— start Provided data —

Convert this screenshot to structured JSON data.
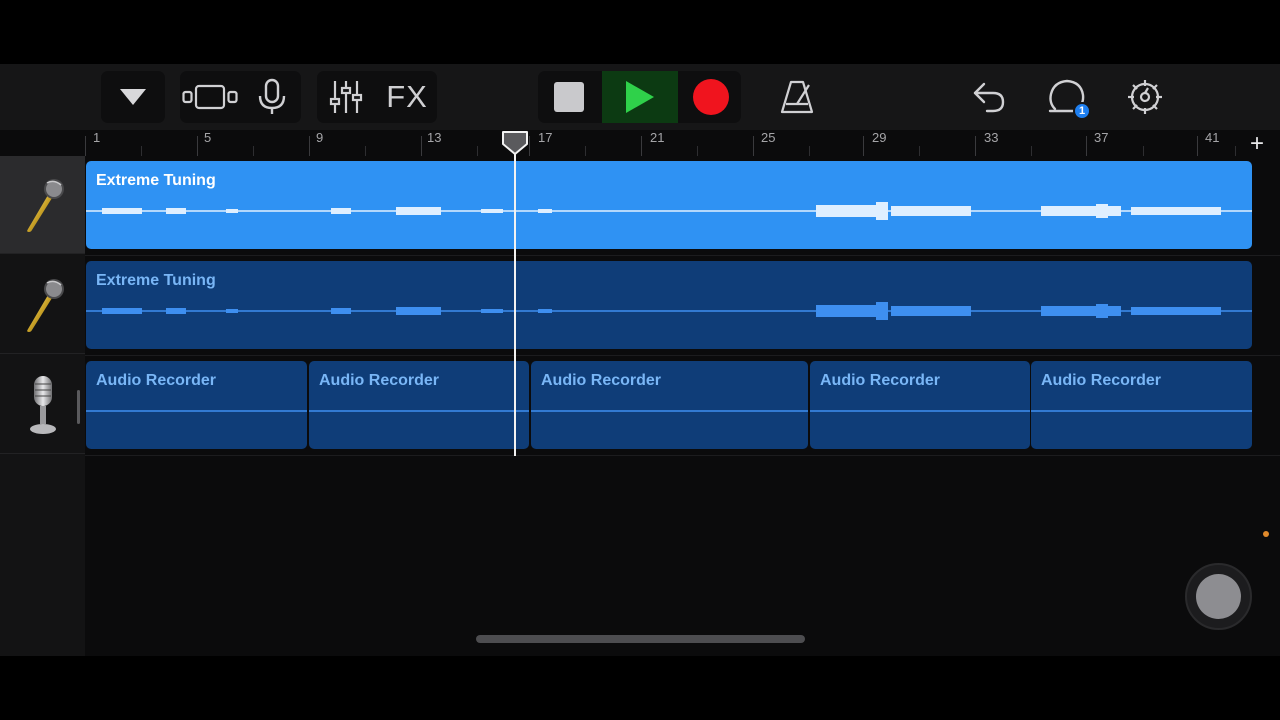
{
  "toolbar": {
    "buttons": [
      {
        "name": "track-browser-button",
        "icon": "triangle-down-icon"
      },
      {
        "name": "tracks-view-button",
        "icon": "tracks-view-icon"
      },
      {
        "name": "microphone-button",
        "icon": "microphone-icon"
      },
      {
        "name": "mixer-button",
        "icon": "sliders-icon"
      },
      {
        "name": "fx-button",
        "label": "FX"
      },
      {
        "name": "stop-button",
        "icon": "stop-icon"
      },
      {
        "name": "play-button",
        "icon": "play-icon"
      },
      {
        "name": "record-button",
        "icon": "record-icon"
      },
      {
        "name": "metronome-button",
        "icon": "metronome-icon"
      },
      {
        "name": "undo-button",
        "icon": "undo-icon"
      },
      {
        "name": "loops-button",
        "icon": "loop-icon",
        "badge": "1"
      },
      {
        "name": "settings-button",
        "icon": "gear-icon"
      }
    ],
    "fx_label": "FX",
    "loops_badge": "1"
  },
  "ruler": {
    "bars": [
      "1",
      "5",
      "9",
      "13",
      "17",
      "21",
      "25",
      "29",
      "33",
      "37",
      "41"
    ],
    "add_label": "+"
  },
  "tracks": [
    {
      "instrument_icon": "gold-microphone-icon",
      "selected": true,
      "regions": [
        {
          "label": "Extreme Tuning",
          "style": "bright"
        }
      ]
    },
    {
      "instrument_icon": "gold-microphone-icon",
      "selected": false,
      "regions": [
        {
          "label": "Extreme Tuning",
          "style": "dark"
        }
      ]
    },
    {
      "instrument_icon": "studio-microphone-icon",
      "selected": false,
      "regions": [
        {
          "label": "Audio Recorder",
          "style": "dark"
        },
        {
          "label": "Audio Recorder",
          "style": "dark"
        },
        {
          "label": "Audio Recorder",
          "style": "dark"
        },
        {
          "label": "Audio Recorder",
          "style": "dark"
        },
        {
          "label": "Audio Recorder",
          "style": "dark"
        }
      ]
    }
  ],
  "colors": {
    "region_selected": "#2f92f3",
    "region_unselected": "#0f3d78",
    "play": "#2fd14a",
    "record": "#f0141e"
  }
}
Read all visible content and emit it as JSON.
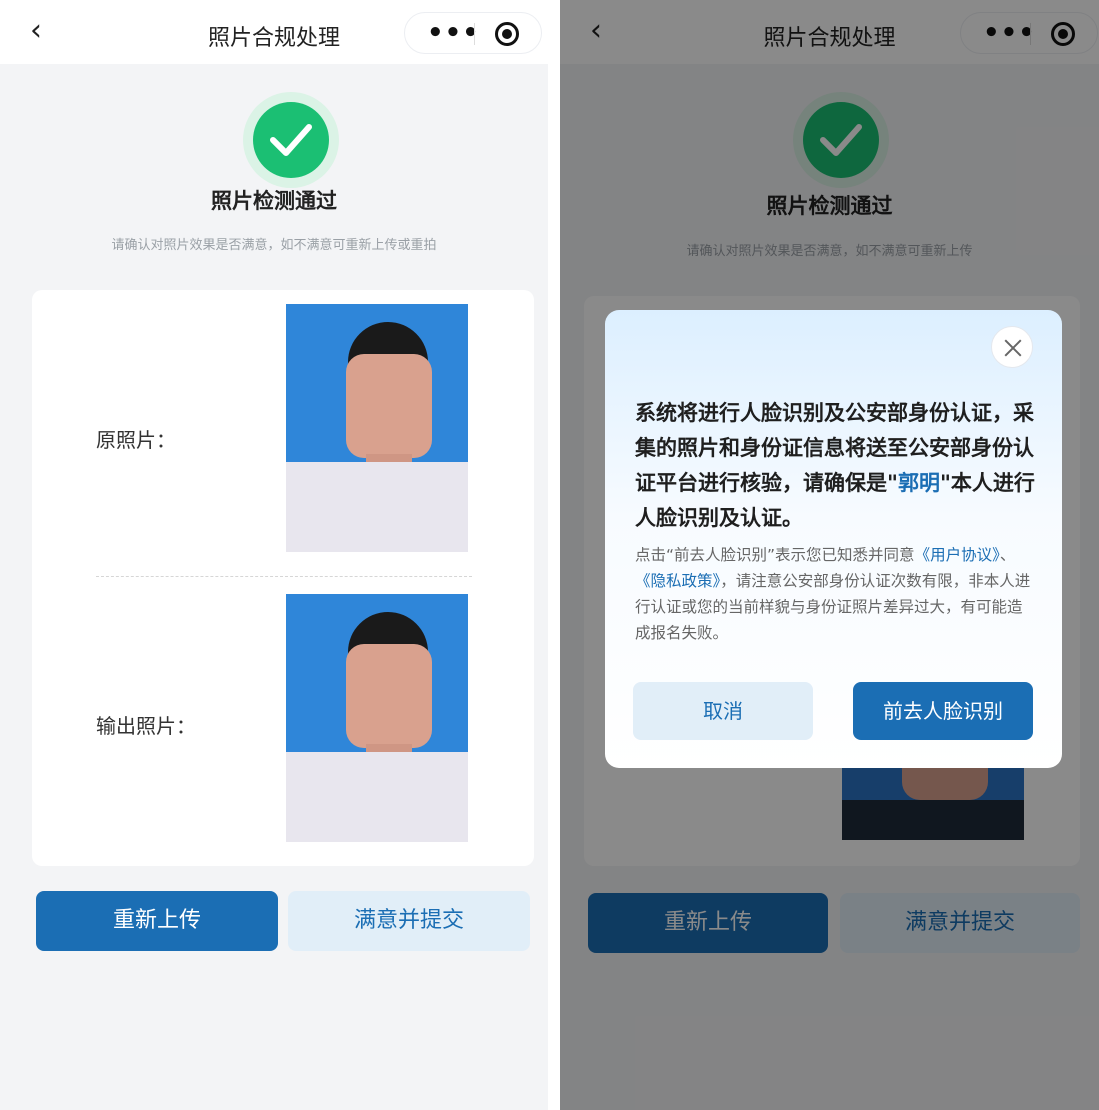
{
  "nav": {
    "back_glyph": "‹",
    "title": "照片合规处理",
    "more_glyph": "•••",
    "icons": [
      "chevron-left-icon",
      "more-icon",
      "target-icon"
    ]
  },
  "status": {
    "title": "照片检测通过",
    "hint_left": "请确认对照片效果是否满意，如不满意可重新上传或重拍",
    "hint_right": "请确认对照片效果是否满意，如不满意可重新上传"
  },
  "photos": {
    "original_label": "原照片：",
    "output_label": "输出照片："
  },
  "buttons": {
    "reupload": "重新上传",
    "submit": "满意并提交"
  },
  "modal": {
    "heading_pre": "系统将进行人脸识别及公安部身份认证，采集的照片和身份证信息将送至公安部身份认证平台进行核验，请确保是\"",
    "heading_name": "郭明",
    "heading_post": "\"本人进行人脸识别及认证。",
    "body_pre": "点击“前去人脸识别”表示您已知悉并同意",
    "link_agreement": "《用户协议》",
    "body_sep": "、",
    "link_privacy": "《隐私政策》",
    "body_post": "，请注意公安部身份认证次数有限，非本人进行认证或您的当前样貌与身份证照片差异过大，有可能造成报名失败。",
    "cancel": "取消",
    "confirm": "前去人脸识别"
  },
  "colors": {
    "primary": "#1b6eb4",
    "success": "#1bbf73",
    "photo_bg": "#2f86d9"
  }
}
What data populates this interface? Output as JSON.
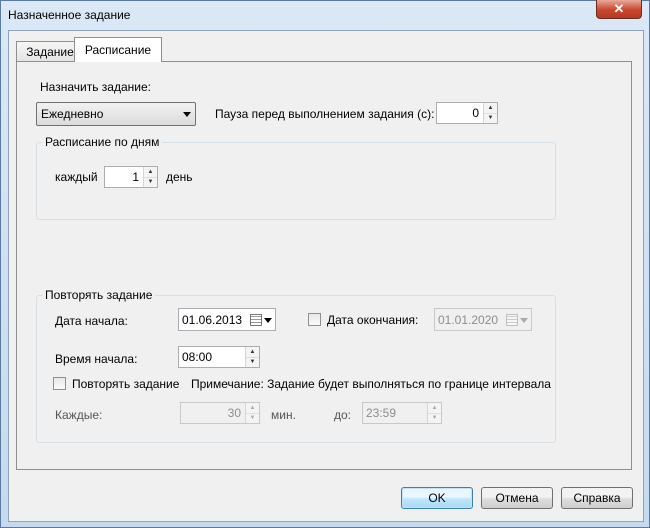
{
  "window": {
    "title": "Назначенное задание",
    "close_glyph": "✕"
  },
  "tabs": [
    {
      "label": "Задание"
    },
    {
      "label": "Расписание"
    }
  ],
  "schedule": {
    "assign_label": "Назначить задание:",
    "frequency_value": "Ежедневно",
    "pause_label": "Пауза перед выполнением задания (с):",
    "pause_value": "0",
    "by_days": {
      "title": "Расписание по дням",
      "every_label": "каждый",
      "every_value": "1",
      "unit": "день"
    },
    "repeat": {
      "title": "Повторять задание",
      "start_date_label": "Дата начала:",
      "start_date_value": "01.06.2013",
      "end_date_label": "Дата окончания:",
      "end_date_value": "01.01.2020",
      "start_time_label": "Время начала:",
      "start_time_value": "08:00",
      "repeat_task_label": "Повторять задание",
      "note": "Примечание: Задание будет выполняться по границе интервала",
      "every_label": "Каждые:",
      "every_value": "30",
      "min_label": "мин.",
      "until_label": "до:",
      "until_value": "23:59"
    }
  },
  "buttons": {
    "ok": "OK",
    "cancel": "Отмена",
    "help": "Справка"
  },
  "icons": {
    "spin_up": "▲",
    "spin_down": "▼"
  }
}
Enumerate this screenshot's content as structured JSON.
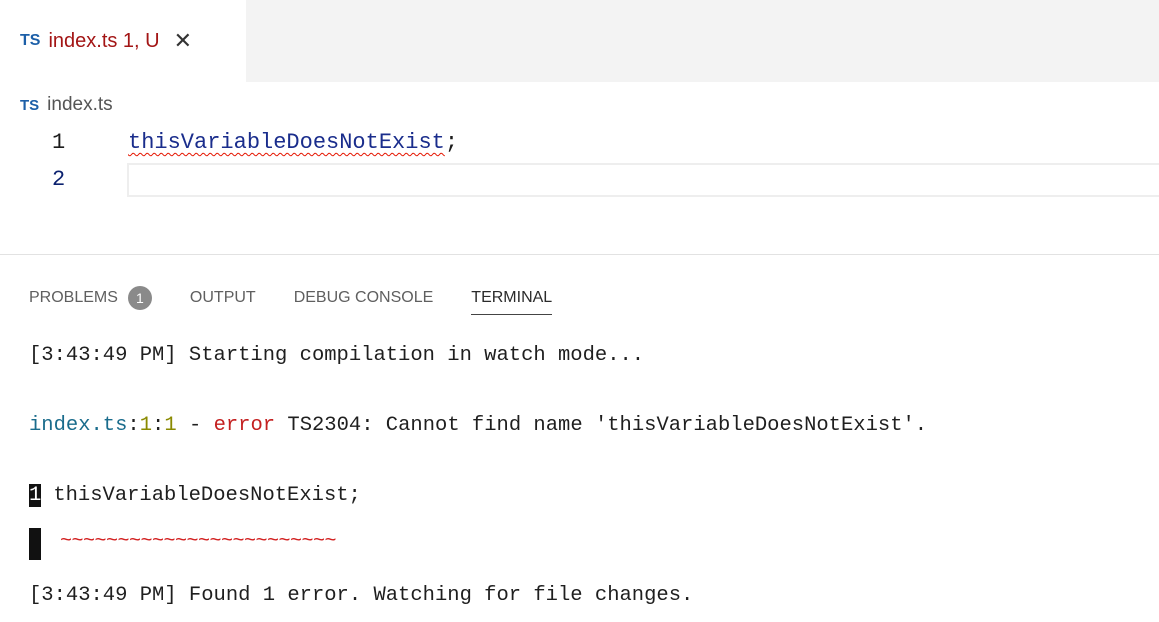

— end Provided data —

▶ **Instruction**
Pull every line containing "请确认对照片效果是否满意" out of the data above.

▶ **The result**
    "hint_left": "请确认对照片效果是否满意，如不满意可重新上传或重拍",
    "hint_right": "请确认对照片效果是否满意，如不满意可重新上传"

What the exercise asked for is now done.